##### Exercise material

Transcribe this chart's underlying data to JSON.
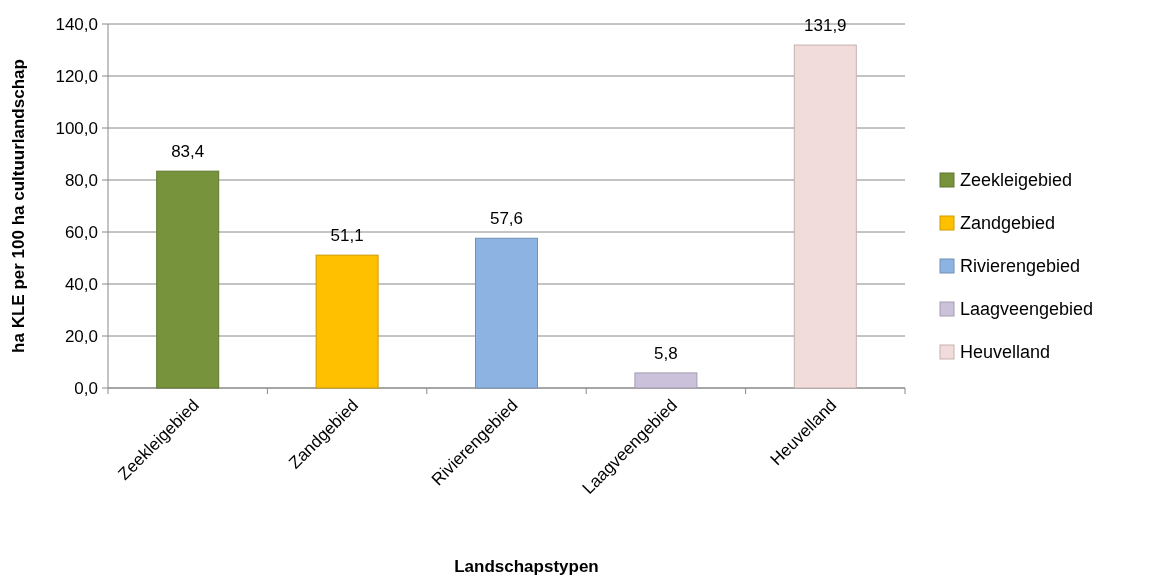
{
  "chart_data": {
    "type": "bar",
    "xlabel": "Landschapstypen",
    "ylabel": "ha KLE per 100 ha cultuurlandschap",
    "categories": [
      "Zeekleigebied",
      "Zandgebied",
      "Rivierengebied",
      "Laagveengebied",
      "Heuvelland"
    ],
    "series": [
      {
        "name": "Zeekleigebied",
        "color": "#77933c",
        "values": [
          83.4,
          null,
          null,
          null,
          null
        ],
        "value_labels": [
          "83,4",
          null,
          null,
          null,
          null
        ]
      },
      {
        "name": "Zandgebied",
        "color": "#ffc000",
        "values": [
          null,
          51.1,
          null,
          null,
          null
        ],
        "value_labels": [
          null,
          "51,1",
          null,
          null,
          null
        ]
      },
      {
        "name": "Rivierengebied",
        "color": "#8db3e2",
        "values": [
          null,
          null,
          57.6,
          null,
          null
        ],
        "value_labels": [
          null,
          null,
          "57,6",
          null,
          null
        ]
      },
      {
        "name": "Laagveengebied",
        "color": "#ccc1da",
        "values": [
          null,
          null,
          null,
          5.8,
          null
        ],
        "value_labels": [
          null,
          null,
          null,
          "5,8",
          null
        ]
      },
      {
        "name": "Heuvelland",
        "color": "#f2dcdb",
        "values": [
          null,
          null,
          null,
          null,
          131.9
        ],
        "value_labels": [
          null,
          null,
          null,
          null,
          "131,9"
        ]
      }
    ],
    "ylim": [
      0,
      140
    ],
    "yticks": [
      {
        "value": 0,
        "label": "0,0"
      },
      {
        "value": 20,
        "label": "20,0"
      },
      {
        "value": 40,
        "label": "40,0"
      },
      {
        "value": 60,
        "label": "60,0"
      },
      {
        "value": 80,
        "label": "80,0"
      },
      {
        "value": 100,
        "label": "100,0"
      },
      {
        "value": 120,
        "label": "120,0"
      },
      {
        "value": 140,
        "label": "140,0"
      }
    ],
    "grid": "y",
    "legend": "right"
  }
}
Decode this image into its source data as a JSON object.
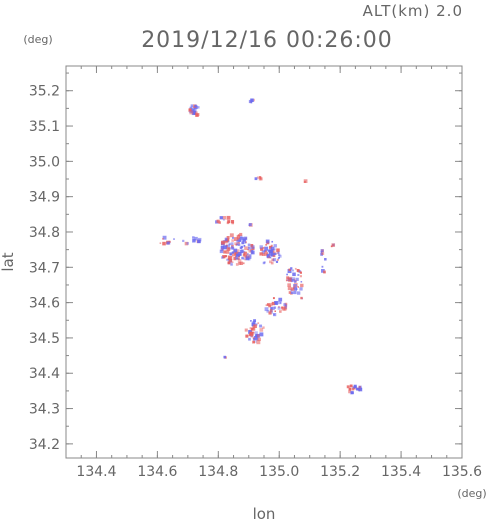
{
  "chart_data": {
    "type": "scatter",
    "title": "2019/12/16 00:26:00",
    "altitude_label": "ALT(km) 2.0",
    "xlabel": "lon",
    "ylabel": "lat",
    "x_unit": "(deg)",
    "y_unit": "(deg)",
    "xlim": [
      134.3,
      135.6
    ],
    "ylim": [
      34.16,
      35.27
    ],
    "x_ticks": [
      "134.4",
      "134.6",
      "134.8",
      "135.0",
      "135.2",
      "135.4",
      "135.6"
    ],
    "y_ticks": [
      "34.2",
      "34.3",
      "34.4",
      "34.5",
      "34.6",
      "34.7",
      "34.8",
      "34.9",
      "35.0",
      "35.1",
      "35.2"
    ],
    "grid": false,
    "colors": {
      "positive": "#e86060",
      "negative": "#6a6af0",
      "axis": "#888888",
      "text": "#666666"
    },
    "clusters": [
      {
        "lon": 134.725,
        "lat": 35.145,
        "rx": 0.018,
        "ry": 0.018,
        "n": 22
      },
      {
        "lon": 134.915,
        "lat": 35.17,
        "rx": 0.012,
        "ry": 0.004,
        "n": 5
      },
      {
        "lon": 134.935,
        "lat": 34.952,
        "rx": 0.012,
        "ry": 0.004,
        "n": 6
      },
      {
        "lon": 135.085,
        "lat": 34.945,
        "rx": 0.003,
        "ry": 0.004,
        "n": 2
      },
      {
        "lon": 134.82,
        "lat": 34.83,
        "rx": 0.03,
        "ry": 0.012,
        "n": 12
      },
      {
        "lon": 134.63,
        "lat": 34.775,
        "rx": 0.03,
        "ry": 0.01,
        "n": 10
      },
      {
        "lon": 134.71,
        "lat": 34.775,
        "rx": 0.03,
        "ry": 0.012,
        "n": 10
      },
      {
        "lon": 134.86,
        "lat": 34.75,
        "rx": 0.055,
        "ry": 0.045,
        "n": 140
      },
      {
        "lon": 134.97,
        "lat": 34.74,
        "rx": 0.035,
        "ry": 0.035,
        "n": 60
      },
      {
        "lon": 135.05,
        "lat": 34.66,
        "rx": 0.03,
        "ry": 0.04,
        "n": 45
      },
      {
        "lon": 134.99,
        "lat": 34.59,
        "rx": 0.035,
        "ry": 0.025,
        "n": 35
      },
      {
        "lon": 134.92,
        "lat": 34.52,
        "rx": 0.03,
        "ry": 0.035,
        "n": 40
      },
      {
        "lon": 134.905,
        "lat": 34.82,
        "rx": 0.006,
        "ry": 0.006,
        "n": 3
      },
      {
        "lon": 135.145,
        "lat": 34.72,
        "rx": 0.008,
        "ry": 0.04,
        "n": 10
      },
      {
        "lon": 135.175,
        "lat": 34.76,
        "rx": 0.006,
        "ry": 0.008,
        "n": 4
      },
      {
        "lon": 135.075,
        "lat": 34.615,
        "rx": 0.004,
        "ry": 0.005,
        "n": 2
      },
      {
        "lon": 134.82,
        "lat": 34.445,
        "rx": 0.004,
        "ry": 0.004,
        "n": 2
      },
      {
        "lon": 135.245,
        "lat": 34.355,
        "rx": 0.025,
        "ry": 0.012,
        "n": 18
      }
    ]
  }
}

##########

**Your objective:**
Omit each picture, then return all of the listing exactly as it stands.

**Answer to this problem:**
Transcribe this chart's underlying data to JSON.
{
  "chart_data": {
    "type": "bar",
    "xlabel": "Landschapstypen",
    "ylabel": "ha KLE per 100 ha cultuurlandschap",
    "categories": [
      "Zeekleigebied",
      "Zandgebied",
      "Rivierengebied",
      "Laagveengebied",
      "Heuvelland"
    ],
    "series": [
      {
        "name": "Zeekleigebied",
        "color": "#77933c",
        "values": [
          83.4,
          null,
          null,
          null,
          null
        ],
        "value_labels": [
          "83,4",
          null,
          null,
          null,
          null
        ]
      },
      {
        "name": "Zandgebied",
        "color": "#ffc000",
        "values": [
          null,
          51.1,
          null,
          null,
          null
        ],
        "value_labels": [
          null,
          "51,1",
          null,
          null,
          null
        ]
      },
      {
        "name": "Rivierengebied",
        "color": "#8db3e2",
        "values": [
          null,
          null,
          57.6,
          null,
          null
        ],
        "value_labels": [
          null,
          null,
          "57,6",
          null,
          null
        ]
      },
      {
        "name": "Laagveengebied",
        "color": "#ccc1da",
        "values": [
          null,
          null,
          null,
          5.8,
          null
        ],
        "value_labels": [
          null,
          null,
          null,
          "5,8",
          null
        ]
      },
      {
        "name": "Heuvelland",
        "color": "#f2dcdb",
        "values": [
          null,
          null,
          null,
          null,
          131.9
        ],
        "value_labels": [
          null,
          null,
          null,
          null,
          "131,9"
        ]
      }
    ],
    "ylim": [
      0,
      140
    ],
    "yticks": [
      {
        "value": 0,
        "label": "0,0"
      },
      {
        "value": 20,
        "label": "20,0"
      },
      {
        "value": 40,
        "label": "40,0"
      },
      {
        "value": 60,
        "label": "60,0"
      },
      {
        "value": 80,
        "label": "80,0"
      },
      {
        "value": 100,
        "label": "100,0"
      },
      {
        "value": 120,
        "label": "120,0"
      },
      {
        "value": 140,
        "label": "140,0"
      }
    ],
    "grid": "y",
    "legend": "right"
  }
}
Decode this image into its source data as a JSON object.
{
  "chart_data": {
    "type": "scatter",
    "title": "2019/12/16 00:26:00",
    "altitude_label": "ALT(km) 2.0",
    "xlabel": "lon",
    "ylabel": "lat",
    "x_unit": "(deg)",
    "y_unit": "(deg)",
    "xlim": [
      134.3,
      135.6
    ],
    "ylim": [
      34.16,
      35.27
    ],
    "x_ticks": [
      "134.4",
      "134.6",
      "134.8",
      "135.0",
      "135.2",
      "135.4",
      "135.6"
    ],
    "y_ticks": [
      "34.2",
      "34.3",
      "34.4",
      "34.5",
      "34.6",
      "34.7",
      "34.8",
      "34.9",
      "35.0",
      "35.1",
      "35.2"
    ],
    "grid": false,
    "colors": {
      "positive": "#e86060",
      "negative": "#6a6af0",
      "axis": "#888888",
      "text": "#666666"
    },
    "clusters": [
      {
        "lon": 134.725,
        "lat": 35.145,
        "rx": 0.018,
        "ry": 0.018,
        "n": 22
      },
      {
        "lon": 134.915,
        "lat": 35.17,
        "rx": 0.012,
        "ry": 0.004,
        "n": 5
      },
      {
        "lon": 134.935,
        "lat": 34.952,
        "rx": 0.012,
        "ry": 0.004,
        "n": 6
      },
      {
        "lon": 135.085,
        "lat": 34.945,
        "rx": 0.003,
        "ry": 0.004,
        "n": 2
      },
      {
        "lon": 134.82,
        "lat": 34.83,
        "rx": 0.03,
        "ry": 0.012,
        "n": 12
      },
      {
        "lon": 134.63,
        "lat": 34.775,
        "rx": 0.03,
        "ry": 0.01,
        "n": 10
      },
      {
        "lon": 134.71,
        "lat": 34.775,
        "rx": 0.03,
        "ry": 0.012,
        "n": 10
      },
      {
        "lon": 134.86,
        "lat": 34.75,
        "rx": 0.055,
        "ry": 0.045,
        "n": 140
      },
      {
        "lon": 134.97,
        "lat": 34.74,
        "rx": 0.035,
        "ry": 0.035,
        "n": 60
      },
      {
        "lon": 135.05,
        "lat": 34.66,
        "rx": 0.03,
        "ry": 0.04,
        "n": 45
      },
      {
        "lon": 134.99,
        "lat": 34.59,
        "rx": 0.035,
        "ry": 0.025,
        "n": 35
      },
      {
        "lon": 134.92,
        "lat": 34.52,
        "rx": 0.03,
        "ry": 0.035,
        "n": 40
      },
      {
        "lon": 134.905,
        "lat": 34.82,
        "rx": 0.006,
        "ry": 0.006,
        "n": 3
      },
      {
        "lon": 135.145,
        "lat": 34.72,
        "rx": 0.008,
        "ry": 0.04,
        "n": 10
      },
      {
        "lon": 135.175,
        "lat": 34.76,
        "rx": 0.006,
        "ry": 0.008,
        "n": 4
      },
      {
        "lon": 135.075,
        "lat": 34.615,
        "rx": 0.004,
        "ry": 0.005,
        "n": 2
      },
      {
        "lon": 134.82,
        "lat": 34.445,
        "rx": 0.004,
        "ry": 0.004,
        "n": 2
      },
      {
        "lon": 135.245,
        "lat": 34.355,
        "rx": 0.025,
        "ry": 0.012,
        "n": 18
      }
    ]
  }
}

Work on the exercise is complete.